Read the lines that follow and pick out every one containing the word "screenshot".

[Data excerpts]
= = = =
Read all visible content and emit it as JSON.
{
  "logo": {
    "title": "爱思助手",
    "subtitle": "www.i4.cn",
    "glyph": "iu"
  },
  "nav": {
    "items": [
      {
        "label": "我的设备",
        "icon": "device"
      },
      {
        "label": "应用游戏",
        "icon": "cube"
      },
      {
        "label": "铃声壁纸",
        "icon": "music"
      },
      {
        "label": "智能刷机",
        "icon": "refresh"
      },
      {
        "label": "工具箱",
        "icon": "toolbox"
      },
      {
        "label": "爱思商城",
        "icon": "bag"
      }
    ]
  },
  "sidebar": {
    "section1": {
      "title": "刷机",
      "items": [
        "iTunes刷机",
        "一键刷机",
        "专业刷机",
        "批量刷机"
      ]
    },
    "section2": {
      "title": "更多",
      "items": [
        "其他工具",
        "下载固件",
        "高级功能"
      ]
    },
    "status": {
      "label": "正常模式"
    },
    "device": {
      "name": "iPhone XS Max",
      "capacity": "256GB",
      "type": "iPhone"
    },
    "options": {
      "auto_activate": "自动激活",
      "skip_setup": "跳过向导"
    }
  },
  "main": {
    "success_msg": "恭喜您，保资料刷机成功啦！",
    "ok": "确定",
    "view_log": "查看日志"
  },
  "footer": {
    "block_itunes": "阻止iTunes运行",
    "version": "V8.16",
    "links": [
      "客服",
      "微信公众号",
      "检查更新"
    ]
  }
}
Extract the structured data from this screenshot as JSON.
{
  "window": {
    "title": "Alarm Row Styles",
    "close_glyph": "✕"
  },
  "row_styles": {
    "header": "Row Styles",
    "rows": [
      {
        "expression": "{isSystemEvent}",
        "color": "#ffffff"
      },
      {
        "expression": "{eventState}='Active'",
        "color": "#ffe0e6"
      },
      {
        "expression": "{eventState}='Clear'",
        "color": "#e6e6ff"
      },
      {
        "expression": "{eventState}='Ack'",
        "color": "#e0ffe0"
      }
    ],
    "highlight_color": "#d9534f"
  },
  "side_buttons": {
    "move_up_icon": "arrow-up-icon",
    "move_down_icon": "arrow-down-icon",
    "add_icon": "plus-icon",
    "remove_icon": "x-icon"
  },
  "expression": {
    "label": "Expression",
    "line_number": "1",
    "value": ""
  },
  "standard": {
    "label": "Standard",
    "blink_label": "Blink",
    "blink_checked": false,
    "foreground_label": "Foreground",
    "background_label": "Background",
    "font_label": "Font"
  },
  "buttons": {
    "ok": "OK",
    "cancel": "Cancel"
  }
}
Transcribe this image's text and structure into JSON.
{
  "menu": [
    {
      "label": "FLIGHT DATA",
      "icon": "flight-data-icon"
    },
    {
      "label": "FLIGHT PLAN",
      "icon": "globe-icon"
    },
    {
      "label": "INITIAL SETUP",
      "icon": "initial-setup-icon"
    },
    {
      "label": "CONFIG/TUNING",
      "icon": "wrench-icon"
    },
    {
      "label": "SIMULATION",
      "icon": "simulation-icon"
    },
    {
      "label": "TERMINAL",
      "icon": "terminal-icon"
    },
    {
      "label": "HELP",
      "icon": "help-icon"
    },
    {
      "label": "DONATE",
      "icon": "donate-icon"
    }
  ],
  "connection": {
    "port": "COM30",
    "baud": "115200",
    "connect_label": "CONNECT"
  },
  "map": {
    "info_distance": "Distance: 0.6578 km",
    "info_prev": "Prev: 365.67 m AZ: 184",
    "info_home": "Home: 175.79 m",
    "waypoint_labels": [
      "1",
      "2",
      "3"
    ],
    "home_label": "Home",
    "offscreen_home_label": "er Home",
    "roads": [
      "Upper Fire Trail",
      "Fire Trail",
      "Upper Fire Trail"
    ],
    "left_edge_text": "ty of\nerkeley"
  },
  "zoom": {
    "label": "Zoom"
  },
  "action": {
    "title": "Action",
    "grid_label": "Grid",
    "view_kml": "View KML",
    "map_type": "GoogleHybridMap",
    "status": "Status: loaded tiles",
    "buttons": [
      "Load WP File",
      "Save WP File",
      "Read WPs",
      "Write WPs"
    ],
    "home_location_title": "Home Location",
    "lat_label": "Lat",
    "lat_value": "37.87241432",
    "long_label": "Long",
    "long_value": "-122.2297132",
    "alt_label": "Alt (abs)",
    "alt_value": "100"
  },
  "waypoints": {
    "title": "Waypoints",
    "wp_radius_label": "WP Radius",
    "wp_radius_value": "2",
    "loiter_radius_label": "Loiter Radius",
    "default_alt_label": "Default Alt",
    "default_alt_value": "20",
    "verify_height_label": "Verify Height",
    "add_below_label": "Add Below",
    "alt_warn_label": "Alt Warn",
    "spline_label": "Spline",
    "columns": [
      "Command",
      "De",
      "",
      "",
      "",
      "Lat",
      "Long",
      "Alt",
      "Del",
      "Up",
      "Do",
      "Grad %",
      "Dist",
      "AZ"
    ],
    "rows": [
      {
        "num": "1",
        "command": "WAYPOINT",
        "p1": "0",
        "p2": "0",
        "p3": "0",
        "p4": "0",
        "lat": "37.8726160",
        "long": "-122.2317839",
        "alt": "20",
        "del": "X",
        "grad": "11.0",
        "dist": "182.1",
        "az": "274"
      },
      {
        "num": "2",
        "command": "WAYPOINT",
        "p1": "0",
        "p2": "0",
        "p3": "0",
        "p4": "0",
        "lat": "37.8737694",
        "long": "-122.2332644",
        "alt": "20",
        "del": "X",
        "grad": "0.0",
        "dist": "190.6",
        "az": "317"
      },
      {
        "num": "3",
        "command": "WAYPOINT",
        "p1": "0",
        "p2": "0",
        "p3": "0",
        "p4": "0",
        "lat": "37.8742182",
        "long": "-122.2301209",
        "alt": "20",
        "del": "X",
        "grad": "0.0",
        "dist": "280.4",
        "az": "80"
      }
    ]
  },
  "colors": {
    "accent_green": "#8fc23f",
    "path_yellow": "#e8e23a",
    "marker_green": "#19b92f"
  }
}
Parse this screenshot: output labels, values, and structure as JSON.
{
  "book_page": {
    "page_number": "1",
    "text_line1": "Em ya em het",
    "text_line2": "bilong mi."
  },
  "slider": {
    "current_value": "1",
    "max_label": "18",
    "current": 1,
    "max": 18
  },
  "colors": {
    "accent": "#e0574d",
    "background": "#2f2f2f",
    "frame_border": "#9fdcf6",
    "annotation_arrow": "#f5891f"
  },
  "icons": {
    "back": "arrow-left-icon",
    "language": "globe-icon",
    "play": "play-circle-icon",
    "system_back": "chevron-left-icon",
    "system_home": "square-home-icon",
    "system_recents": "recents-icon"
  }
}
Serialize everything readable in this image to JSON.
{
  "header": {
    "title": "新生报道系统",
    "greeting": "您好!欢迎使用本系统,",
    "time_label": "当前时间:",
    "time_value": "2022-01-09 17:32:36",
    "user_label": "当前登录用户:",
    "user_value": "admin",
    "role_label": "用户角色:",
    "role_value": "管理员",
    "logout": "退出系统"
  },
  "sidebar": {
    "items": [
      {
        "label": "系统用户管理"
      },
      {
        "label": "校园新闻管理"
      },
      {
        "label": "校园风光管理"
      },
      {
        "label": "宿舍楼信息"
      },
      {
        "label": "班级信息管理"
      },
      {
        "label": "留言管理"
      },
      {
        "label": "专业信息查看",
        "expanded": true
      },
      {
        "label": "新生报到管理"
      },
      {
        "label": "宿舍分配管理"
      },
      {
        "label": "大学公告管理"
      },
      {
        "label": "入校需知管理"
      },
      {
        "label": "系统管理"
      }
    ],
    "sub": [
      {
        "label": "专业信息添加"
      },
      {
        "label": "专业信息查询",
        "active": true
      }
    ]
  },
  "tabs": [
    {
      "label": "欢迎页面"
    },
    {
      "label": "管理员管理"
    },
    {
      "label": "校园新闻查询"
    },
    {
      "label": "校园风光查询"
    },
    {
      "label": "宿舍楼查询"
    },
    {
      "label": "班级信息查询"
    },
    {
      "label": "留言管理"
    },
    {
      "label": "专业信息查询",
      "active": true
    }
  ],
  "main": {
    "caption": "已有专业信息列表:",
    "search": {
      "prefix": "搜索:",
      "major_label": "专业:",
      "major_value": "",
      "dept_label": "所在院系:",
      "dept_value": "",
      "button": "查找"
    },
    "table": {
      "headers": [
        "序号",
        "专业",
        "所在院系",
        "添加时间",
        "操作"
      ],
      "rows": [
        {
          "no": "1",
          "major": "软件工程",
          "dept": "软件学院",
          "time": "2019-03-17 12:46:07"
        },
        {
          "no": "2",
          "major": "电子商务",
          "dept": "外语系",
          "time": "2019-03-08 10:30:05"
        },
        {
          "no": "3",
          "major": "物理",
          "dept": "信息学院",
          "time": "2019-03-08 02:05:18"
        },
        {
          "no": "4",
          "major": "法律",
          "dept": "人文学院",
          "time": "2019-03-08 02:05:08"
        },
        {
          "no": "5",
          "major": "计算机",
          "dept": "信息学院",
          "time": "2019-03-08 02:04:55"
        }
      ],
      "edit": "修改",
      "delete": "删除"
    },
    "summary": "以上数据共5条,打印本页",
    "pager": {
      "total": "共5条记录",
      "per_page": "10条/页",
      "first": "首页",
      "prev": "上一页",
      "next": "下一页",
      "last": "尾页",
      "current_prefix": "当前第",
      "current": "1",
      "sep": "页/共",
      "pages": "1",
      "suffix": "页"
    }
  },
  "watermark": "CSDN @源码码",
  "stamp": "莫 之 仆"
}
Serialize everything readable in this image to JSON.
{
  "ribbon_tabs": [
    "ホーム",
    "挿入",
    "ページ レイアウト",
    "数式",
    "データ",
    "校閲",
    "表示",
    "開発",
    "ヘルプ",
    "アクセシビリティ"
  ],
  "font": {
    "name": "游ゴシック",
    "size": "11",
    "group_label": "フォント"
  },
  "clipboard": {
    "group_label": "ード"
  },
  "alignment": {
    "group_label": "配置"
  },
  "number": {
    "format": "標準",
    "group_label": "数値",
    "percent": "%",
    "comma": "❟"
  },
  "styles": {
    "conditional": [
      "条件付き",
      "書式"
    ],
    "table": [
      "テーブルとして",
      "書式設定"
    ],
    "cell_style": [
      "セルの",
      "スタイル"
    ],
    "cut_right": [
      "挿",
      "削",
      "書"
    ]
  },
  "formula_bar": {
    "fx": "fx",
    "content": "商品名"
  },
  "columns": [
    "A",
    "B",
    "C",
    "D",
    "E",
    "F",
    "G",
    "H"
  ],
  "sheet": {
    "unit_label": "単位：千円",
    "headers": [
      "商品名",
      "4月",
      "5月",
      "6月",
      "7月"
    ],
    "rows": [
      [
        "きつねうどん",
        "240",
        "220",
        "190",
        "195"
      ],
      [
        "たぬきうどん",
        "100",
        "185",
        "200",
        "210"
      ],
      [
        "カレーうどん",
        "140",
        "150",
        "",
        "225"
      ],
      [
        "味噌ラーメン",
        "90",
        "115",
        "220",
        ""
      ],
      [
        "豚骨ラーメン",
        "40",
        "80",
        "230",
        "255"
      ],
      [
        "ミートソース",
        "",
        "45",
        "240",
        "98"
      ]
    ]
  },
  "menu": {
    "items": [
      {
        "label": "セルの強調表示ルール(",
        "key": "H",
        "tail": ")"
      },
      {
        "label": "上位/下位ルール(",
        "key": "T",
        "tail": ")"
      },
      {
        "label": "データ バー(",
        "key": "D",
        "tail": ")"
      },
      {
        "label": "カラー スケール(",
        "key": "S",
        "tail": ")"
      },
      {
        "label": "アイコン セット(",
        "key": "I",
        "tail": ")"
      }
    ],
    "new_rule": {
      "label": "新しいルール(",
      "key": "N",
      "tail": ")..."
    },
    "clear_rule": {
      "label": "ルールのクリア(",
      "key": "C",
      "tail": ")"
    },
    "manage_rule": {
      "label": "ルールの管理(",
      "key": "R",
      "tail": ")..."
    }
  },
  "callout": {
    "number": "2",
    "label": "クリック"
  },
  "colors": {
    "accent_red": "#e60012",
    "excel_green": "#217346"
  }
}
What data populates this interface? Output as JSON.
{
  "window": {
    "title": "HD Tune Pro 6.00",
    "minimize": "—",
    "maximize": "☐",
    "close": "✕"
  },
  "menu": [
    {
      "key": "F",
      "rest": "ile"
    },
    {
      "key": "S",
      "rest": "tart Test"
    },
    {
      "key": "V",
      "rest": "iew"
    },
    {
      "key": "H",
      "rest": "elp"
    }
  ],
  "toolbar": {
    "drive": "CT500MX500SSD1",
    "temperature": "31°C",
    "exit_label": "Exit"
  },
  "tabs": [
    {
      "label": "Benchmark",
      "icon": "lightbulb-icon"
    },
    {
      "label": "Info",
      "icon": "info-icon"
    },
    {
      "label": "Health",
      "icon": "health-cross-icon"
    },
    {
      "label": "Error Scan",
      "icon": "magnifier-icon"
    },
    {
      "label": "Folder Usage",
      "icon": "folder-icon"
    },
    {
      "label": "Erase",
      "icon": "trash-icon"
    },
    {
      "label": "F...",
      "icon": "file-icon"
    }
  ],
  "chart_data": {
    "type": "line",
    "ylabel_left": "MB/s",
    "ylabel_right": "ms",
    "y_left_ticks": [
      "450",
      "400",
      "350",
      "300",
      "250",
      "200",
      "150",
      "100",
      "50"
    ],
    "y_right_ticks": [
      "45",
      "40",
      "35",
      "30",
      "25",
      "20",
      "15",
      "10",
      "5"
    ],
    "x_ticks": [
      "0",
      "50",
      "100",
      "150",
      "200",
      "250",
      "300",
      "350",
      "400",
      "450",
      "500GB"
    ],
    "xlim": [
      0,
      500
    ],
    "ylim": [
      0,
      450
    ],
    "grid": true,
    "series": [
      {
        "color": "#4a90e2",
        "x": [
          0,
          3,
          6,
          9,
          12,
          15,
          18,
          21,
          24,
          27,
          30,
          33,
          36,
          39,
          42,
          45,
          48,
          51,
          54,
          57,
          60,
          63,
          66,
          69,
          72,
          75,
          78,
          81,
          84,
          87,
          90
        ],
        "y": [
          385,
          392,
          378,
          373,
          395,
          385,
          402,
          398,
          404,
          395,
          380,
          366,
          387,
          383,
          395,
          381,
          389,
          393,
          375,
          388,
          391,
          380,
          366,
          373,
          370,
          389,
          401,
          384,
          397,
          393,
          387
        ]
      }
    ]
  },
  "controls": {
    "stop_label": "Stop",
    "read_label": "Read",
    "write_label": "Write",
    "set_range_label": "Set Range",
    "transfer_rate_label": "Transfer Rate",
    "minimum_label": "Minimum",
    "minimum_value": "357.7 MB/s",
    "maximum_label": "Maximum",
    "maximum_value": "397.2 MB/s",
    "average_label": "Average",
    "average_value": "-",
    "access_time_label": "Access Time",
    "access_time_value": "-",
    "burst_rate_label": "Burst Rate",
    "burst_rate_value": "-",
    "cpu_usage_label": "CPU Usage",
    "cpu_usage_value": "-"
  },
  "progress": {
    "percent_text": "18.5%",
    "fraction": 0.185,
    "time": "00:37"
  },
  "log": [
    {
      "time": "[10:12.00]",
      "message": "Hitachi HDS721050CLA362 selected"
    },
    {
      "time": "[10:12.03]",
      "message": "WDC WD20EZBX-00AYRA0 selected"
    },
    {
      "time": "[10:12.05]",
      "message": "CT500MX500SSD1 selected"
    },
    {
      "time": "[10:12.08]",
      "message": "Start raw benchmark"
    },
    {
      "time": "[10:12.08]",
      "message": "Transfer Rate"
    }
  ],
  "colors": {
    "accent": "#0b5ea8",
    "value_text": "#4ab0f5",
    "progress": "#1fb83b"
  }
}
= = = =
• [Final result]:
Extract the structured data from this screenshot as JSON.
Parse this screenshot: output labels, values, and structure as JSON.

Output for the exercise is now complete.